Exercise prompt
Copy out all the records, word for word.

##########

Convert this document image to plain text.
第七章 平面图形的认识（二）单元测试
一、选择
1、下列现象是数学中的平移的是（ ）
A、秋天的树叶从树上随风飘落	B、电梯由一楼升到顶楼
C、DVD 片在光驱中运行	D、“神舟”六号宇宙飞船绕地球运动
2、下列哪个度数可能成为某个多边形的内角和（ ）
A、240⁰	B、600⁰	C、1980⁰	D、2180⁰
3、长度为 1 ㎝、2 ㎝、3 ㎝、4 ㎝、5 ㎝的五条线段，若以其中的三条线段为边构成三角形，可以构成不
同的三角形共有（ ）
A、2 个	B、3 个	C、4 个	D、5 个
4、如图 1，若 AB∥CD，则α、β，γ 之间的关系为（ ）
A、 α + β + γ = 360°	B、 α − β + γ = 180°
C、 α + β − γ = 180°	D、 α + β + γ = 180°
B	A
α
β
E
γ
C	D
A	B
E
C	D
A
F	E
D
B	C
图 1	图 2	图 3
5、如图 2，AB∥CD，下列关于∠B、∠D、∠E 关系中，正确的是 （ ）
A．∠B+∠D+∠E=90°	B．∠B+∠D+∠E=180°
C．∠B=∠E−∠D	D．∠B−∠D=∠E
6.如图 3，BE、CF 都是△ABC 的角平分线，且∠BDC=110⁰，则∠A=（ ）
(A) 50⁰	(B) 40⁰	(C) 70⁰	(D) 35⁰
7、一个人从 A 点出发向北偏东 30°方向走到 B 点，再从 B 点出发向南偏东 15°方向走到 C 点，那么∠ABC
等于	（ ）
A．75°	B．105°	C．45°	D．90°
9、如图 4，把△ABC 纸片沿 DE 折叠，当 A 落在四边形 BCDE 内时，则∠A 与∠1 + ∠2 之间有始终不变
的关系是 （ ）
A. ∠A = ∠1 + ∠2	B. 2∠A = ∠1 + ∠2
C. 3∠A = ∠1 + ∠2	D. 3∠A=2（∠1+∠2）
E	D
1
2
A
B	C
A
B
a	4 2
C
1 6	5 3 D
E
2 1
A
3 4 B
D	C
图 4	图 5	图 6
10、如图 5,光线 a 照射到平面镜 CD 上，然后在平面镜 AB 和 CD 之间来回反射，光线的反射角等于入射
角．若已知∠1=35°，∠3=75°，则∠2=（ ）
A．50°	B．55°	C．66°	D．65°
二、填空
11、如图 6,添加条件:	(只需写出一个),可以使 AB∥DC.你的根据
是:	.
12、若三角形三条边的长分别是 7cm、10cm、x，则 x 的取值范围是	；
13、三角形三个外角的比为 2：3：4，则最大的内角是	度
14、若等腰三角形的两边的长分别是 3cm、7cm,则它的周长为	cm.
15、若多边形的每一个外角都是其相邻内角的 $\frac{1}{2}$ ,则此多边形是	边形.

##########

Expected answer
Convert this document image to plain text.
第七章 平面图形的认识（二）单元测试
一、选择
1、下列现象是数学中的平移的是（ ）
A、秋天的树叶从树上随风飘落	B、电梯由一楼升到顶楼
C、DVD 片在光驱中运行	D、“神舟”六号宇宙飞船绕地球运动
2、下列哪个度数可能成为某个多边形的内角和（ ）
A、240⁰	B、600⁰	C、1980⁰	D、2180⁰
3、长度为 1 ㎝、2 ㎝、3 ㎝、4 ㎝、5 ㎝的五条线段，若以其中的三条线段为边构成三角形，可以构成不
同的三角形共有（ ）
A、2 个	B、3 个	C、4 个	D、5 个
4、如图 1，若 AB∥CD，则α、β，γ 之间的关系为（ ）
A、 α + β + γ = 360°	B、 α − β + γ = 180°
C、 α + β − γ = 180°	D、 α + β + γ = 180°
B	A
α
β
E
γ
C	D
A	B
E
C	D
A
F	E
D
B	C
图 1	图 2	图 3
5、如图 2，AB∥CD，下列关于∠B、∠D、∠E 关系中，正确的是 （ ）
A．∠B+∠D+∠E=90°	B．∠B+∠D+∠E=180°
C．∠B=∠E−∠D	D．∠B−∠D=∠E
6.如图 3，BE、CF 都是△ABC 的角平分线，且∠BDC=110⁰，则∠A=（ ）
(A) 50⁰	(B) 40⁰	(C) 70⁰	(D) 35⁰
7、一个人从 A 点出发向北偏东 30°方向走到 B 点，再从 B 点出发向南偏东 15°方向走到 C 点，那么∠ABC
等于	（ ）
A．75°	B．105°	C．45°	D．90°
9、如图 4，把△ABC 纸片沿 DE 折叠，当 A 落在四边形 BCDE 内时，则∠A 与∠1 + ∠2 之间有始终不变
的关系是 （ ）
A. ∠A = ∠1 + ∠2	B. 2∠A = ∠1 + ∠2
C. 3∠A = ∠1 + ∠2	D. 3∠A=2（∠1+∠2）
E	D
1
2
A
B	C
A
B
a	4 2
C
1 6	5 3 D
E
2 1
A
3 4 B
D	C
图 4	图 5	图 6
10、如图 5,光线 a 照射到平面镜 CD 上，然后在平面镜 AB 和 CD 之间来回反射，光线的反射角等于入射
角．若已知∠1=35°，∠3=75°，则∠2=（ ）
A．50°	B．55°	C．66°	D．65°
二、填空
11、如图 6,添加条件:	(只需写出一个),可以使 AB∥DC.你的根据
是:	.
12、若三角形三条边的长分别是 7cm、10cm、x，则 x 的取值范围是	；
13、三角形三个外角的比为 2：3：4，则最大的内角是	度
14、若等腰三角形的两边的长分别是 3cm、7cm,则它的周长为	cm.
15、若多边形的每一个外角都是其相邻内角的 $\frac{1}{2}$ ,则此多边形是	边形.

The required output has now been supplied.